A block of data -
************
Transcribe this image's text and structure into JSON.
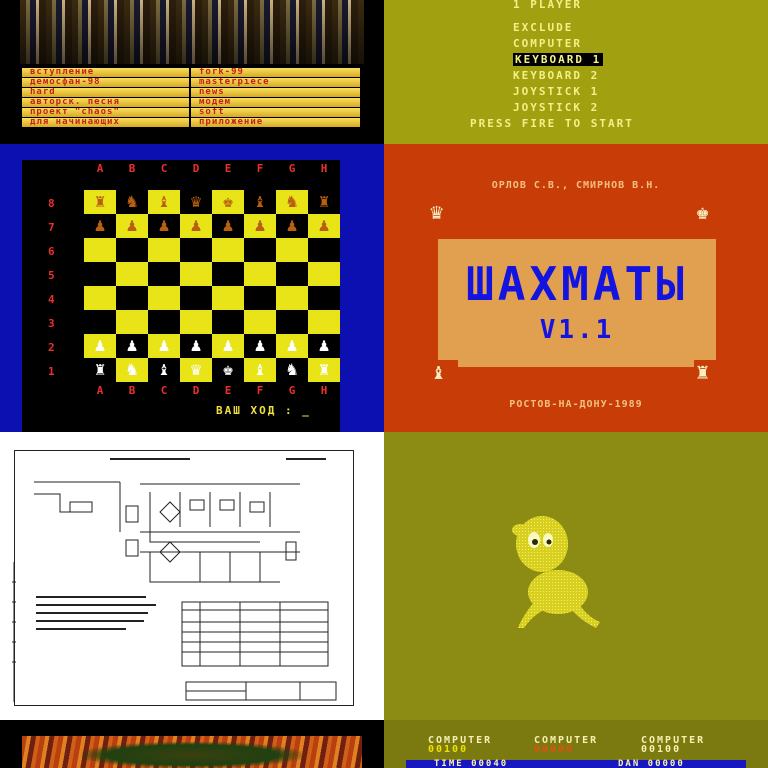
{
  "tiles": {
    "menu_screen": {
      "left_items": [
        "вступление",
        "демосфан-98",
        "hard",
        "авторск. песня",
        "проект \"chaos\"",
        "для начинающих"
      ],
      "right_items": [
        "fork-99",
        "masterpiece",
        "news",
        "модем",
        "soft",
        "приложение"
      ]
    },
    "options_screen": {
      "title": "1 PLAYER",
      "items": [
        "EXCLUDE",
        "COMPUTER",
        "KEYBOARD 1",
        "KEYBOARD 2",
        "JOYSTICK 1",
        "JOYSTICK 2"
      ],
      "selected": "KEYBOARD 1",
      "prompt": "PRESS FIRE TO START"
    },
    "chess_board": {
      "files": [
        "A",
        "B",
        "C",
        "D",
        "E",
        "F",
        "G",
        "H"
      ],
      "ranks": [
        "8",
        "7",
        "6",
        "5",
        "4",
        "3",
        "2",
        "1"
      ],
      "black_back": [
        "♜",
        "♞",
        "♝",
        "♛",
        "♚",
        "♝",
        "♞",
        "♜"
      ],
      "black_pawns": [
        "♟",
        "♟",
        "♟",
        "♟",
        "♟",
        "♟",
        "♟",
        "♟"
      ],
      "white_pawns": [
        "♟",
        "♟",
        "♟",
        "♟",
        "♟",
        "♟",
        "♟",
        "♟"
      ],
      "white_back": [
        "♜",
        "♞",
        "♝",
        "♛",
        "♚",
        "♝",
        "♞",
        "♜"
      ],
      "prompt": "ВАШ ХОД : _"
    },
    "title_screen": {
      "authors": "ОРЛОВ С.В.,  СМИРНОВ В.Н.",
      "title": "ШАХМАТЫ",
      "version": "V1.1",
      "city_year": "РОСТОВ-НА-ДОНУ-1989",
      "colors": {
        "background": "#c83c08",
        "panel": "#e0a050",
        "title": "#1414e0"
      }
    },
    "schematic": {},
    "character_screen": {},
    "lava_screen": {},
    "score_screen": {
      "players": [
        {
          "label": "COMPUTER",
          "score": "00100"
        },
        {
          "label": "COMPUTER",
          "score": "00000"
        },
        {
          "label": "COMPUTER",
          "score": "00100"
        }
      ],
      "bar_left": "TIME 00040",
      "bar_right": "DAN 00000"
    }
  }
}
************
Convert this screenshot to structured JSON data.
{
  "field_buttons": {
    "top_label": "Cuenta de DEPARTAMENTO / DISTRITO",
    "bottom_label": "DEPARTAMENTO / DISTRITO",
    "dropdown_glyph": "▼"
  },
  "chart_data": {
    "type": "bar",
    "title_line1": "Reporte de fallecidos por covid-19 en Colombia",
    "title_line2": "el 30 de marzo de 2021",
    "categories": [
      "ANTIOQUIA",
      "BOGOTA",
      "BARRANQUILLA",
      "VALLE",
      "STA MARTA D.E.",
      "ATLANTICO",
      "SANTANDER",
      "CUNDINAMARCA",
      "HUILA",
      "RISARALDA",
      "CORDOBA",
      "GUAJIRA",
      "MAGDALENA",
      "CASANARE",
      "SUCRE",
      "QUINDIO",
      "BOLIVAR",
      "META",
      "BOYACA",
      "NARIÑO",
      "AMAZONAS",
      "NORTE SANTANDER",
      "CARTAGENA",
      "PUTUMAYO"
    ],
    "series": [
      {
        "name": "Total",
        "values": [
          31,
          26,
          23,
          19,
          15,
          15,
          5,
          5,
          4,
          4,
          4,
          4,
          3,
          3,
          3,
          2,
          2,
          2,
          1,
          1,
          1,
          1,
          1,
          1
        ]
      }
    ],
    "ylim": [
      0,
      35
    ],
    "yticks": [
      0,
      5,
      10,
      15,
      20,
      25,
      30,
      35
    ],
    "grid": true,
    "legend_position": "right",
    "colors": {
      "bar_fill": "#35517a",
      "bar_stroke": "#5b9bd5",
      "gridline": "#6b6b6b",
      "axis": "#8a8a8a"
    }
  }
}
************
EXERCISE AIM - Find all lines where the word "this" appears. Copy them.

TASK ANSWER -
Transcribe this image's text and structure into JSON.
Convert this screenshot to structured JSON data.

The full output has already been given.